▶ _Written task_: Check each line below for the word "present", and copy those that have it.

▶ _Input material_:
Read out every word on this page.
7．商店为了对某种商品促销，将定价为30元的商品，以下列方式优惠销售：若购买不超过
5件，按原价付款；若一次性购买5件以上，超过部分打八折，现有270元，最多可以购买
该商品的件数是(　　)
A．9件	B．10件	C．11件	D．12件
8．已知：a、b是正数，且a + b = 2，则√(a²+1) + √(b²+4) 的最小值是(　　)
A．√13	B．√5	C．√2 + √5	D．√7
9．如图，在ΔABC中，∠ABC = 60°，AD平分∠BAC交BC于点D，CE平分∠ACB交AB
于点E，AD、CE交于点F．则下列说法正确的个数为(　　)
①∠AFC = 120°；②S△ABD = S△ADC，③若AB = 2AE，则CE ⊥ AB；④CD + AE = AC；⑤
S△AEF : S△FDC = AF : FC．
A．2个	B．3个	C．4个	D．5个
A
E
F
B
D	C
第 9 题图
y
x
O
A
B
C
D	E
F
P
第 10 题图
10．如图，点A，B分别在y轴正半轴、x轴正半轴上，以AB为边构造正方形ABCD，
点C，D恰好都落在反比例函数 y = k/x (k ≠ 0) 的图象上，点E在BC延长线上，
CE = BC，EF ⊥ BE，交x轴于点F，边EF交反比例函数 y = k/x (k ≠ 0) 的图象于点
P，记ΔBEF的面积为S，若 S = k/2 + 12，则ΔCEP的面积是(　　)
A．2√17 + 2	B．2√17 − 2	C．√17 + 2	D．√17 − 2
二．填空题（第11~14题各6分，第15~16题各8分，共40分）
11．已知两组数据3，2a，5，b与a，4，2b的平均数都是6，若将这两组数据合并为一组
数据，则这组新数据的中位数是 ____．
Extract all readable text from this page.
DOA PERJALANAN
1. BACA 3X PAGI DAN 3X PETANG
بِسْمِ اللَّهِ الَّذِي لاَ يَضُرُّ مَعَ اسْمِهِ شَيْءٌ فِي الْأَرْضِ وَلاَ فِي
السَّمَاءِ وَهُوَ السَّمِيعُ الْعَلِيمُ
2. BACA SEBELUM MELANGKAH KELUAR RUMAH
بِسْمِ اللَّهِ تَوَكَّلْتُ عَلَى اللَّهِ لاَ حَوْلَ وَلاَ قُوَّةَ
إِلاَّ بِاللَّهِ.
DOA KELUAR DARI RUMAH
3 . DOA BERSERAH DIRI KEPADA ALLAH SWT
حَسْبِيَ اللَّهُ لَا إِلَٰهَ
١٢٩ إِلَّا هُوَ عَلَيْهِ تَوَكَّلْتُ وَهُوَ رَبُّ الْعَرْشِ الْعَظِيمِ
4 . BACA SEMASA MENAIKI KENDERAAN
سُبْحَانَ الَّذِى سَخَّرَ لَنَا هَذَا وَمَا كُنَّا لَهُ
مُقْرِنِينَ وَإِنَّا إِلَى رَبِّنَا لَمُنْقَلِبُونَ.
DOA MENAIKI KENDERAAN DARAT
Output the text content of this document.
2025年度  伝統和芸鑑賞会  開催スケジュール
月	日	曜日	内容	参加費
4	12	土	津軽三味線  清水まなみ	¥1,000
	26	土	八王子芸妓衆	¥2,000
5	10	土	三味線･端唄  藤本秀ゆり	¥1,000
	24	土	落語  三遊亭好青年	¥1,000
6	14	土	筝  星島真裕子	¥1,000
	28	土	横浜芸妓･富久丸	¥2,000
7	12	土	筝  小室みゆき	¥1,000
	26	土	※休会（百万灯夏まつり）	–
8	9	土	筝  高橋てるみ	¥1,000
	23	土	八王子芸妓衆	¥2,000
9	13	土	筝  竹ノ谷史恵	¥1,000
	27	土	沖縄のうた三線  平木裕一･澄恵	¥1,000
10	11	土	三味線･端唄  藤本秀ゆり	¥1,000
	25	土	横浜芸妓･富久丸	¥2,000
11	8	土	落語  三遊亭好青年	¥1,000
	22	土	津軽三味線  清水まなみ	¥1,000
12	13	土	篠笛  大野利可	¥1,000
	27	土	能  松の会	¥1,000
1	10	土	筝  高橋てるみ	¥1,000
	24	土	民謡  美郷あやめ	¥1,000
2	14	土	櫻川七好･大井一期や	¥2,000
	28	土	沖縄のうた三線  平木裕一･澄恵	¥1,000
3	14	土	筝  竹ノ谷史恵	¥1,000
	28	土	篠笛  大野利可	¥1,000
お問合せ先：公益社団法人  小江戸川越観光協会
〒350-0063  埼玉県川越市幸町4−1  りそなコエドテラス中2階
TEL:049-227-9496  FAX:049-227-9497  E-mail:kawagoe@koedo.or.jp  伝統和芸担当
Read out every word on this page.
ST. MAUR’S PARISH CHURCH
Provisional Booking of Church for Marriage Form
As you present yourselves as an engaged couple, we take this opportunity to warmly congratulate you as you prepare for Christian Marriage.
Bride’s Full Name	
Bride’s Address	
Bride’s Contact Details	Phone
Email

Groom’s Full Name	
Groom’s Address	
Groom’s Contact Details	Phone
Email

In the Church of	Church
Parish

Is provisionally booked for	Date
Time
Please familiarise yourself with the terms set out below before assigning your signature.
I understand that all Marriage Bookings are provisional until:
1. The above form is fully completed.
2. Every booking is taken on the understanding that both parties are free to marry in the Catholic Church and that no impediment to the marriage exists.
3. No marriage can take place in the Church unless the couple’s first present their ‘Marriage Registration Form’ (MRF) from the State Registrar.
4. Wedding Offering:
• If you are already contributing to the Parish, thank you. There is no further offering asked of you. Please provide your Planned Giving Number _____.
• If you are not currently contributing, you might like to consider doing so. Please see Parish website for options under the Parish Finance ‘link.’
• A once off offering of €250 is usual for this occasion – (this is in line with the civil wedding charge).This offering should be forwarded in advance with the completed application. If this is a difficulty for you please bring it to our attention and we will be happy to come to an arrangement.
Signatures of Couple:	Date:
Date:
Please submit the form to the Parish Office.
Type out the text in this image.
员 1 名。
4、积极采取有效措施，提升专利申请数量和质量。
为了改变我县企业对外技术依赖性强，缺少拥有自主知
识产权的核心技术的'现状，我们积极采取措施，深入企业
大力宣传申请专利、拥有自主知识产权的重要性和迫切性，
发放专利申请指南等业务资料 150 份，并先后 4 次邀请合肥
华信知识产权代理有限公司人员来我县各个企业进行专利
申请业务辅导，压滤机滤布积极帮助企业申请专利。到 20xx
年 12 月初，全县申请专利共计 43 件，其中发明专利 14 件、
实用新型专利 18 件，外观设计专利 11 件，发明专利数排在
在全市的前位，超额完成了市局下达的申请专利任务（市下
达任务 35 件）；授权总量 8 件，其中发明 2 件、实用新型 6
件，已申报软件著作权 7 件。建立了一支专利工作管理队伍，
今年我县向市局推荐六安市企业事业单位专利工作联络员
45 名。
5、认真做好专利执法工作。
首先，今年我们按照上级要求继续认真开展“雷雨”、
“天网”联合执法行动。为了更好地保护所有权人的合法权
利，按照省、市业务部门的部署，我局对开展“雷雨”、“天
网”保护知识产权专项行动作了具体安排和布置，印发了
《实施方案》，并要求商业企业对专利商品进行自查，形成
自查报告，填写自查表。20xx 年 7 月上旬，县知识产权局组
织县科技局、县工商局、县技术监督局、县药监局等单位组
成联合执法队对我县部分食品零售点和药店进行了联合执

▶ _Solution below_:
As you present yourselves as an engaged couple, we take this opportunity to warmly congratulate you as you prepare for Christian Marriage.
3. No marriage can take place in the Church unless the couple’s first present their ‘Marriage Registration Form’ (MRF) from the State Registrar.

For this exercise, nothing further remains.